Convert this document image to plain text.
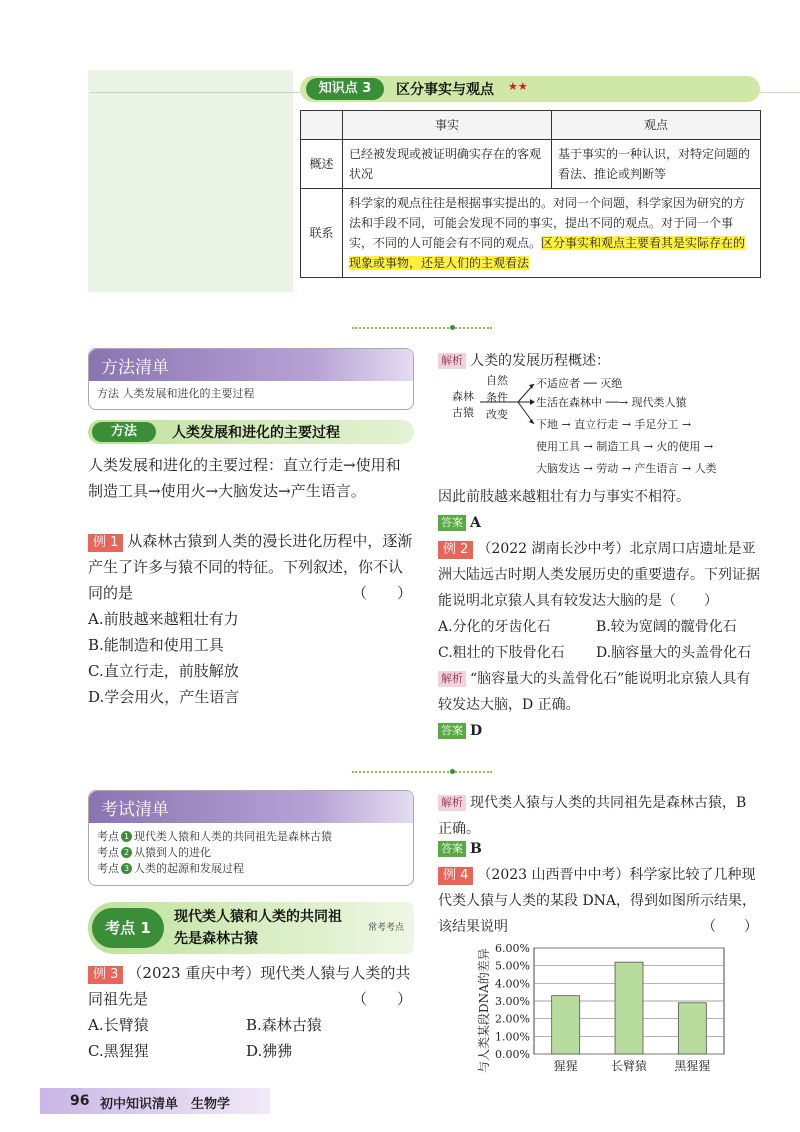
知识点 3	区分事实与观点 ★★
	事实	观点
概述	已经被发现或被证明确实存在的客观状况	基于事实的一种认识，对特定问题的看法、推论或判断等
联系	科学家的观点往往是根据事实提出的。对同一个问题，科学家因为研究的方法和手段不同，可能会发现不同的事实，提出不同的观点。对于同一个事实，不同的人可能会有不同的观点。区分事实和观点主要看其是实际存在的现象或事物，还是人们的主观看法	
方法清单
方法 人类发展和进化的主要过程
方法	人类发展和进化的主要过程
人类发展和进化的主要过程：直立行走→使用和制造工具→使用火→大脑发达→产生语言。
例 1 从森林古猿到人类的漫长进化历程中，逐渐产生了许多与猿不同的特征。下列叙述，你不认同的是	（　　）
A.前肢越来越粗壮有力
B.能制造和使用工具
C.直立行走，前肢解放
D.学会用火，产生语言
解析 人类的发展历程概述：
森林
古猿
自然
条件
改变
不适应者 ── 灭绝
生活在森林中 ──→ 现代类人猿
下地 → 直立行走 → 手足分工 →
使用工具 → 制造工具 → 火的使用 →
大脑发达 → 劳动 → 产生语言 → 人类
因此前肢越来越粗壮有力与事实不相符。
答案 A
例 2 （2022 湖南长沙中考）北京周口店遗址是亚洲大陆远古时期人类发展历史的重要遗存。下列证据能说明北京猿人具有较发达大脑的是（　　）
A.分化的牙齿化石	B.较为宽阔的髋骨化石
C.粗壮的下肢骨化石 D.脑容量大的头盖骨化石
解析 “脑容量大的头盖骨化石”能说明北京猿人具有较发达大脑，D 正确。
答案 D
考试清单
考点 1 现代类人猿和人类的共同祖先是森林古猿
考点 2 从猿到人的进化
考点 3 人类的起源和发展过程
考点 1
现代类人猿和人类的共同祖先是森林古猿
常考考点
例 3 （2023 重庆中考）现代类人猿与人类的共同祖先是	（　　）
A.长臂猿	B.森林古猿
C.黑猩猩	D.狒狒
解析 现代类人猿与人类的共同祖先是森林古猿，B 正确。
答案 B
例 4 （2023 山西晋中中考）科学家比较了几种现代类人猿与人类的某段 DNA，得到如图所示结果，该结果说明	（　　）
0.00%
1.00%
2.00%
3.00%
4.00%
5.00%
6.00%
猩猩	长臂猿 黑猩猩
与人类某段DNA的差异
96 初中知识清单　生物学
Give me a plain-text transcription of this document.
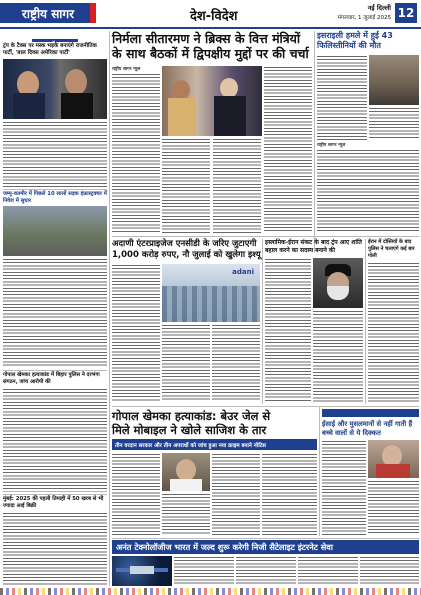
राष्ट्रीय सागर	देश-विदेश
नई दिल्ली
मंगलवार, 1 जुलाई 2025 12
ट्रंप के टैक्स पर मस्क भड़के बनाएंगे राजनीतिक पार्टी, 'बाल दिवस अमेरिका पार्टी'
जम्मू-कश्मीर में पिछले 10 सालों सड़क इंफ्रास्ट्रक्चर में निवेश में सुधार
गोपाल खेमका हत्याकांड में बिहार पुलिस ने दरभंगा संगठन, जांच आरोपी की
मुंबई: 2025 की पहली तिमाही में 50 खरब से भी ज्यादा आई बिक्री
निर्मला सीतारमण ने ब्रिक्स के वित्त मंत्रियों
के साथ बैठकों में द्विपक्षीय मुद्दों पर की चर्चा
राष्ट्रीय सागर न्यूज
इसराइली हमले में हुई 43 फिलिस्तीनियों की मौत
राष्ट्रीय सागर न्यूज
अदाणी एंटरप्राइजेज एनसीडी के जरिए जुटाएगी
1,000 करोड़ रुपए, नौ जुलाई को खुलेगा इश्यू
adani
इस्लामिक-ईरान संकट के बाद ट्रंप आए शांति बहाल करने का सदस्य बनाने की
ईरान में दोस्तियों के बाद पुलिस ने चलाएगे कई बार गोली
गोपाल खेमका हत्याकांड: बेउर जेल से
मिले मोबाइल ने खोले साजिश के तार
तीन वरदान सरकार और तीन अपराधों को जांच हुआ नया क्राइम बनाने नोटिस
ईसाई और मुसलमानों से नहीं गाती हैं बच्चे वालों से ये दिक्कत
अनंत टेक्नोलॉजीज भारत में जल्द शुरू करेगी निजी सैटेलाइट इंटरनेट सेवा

...

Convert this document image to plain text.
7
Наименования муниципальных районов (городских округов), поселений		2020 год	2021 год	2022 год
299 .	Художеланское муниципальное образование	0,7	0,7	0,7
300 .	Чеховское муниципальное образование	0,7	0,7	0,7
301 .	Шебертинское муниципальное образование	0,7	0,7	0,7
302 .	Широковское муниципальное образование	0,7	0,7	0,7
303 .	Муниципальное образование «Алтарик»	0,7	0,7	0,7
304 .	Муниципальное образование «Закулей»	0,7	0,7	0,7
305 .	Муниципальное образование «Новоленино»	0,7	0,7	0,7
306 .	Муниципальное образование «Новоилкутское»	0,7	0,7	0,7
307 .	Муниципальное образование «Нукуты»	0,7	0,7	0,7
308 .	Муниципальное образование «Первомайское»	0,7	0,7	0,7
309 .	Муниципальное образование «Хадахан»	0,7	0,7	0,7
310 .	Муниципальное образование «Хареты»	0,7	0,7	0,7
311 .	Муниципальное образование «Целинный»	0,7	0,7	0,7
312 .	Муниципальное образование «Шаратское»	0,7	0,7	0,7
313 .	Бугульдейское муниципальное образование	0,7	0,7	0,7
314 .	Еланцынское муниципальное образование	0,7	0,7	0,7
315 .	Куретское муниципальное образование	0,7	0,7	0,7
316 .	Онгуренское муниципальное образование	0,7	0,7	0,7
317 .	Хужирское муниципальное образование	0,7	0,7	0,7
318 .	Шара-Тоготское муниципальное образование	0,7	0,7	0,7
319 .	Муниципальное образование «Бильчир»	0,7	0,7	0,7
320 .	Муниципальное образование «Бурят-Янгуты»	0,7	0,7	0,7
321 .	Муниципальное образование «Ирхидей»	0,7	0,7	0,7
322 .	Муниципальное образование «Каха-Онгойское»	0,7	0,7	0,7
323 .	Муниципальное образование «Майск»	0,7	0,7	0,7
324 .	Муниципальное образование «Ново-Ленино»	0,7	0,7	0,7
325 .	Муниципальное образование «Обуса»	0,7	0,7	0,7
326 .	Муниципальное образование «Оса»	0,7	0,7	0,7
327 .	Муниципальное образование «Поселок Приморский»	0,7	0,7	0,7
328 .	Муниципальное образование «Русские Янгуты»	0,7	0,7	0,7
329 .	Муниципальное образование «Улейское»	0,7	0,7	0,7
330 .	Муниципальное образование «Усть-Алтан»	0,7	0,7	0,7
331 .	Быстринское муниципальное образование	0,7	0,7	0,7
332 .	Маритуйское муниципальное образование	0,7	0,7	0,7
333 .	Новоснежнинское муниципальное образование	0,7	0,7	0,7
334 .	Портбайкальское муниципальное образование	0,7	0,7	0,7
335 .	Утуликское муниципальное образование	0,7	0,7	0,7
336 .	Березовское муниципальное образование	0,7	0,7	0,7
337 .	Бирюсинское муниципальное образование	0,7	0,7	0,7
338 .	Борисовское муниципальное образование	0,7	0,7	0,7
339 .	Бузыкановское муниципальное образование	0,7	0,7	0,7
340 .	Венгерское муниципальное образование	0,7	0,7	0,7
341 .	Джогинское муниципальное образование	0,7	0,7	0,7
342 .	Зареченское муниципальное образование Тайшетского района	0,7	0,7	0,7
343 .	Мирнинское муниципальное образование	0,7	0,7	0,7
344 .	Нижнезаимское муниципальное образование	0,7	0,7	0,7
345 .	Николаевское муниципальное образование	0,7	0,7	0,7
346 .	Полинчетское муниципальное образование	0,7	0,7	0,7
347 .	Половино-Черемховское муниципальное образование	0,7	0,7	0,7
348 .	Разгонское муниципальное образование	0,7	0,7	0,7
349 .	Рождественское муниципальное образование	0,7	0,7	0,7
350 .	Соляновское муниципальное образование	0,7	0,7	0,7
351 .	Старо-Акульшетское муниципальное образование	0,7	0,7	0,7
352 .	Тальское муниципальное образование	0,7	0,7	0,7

Required work: Search the records for the word "现代类人猿和人类的共同祖先是森林古猿", then list every line that has it.

Task response:
考点 1 现代类人猿和人类的共同祖先是森林古猿
现代类人猿和人类的共同祖先是森林古猿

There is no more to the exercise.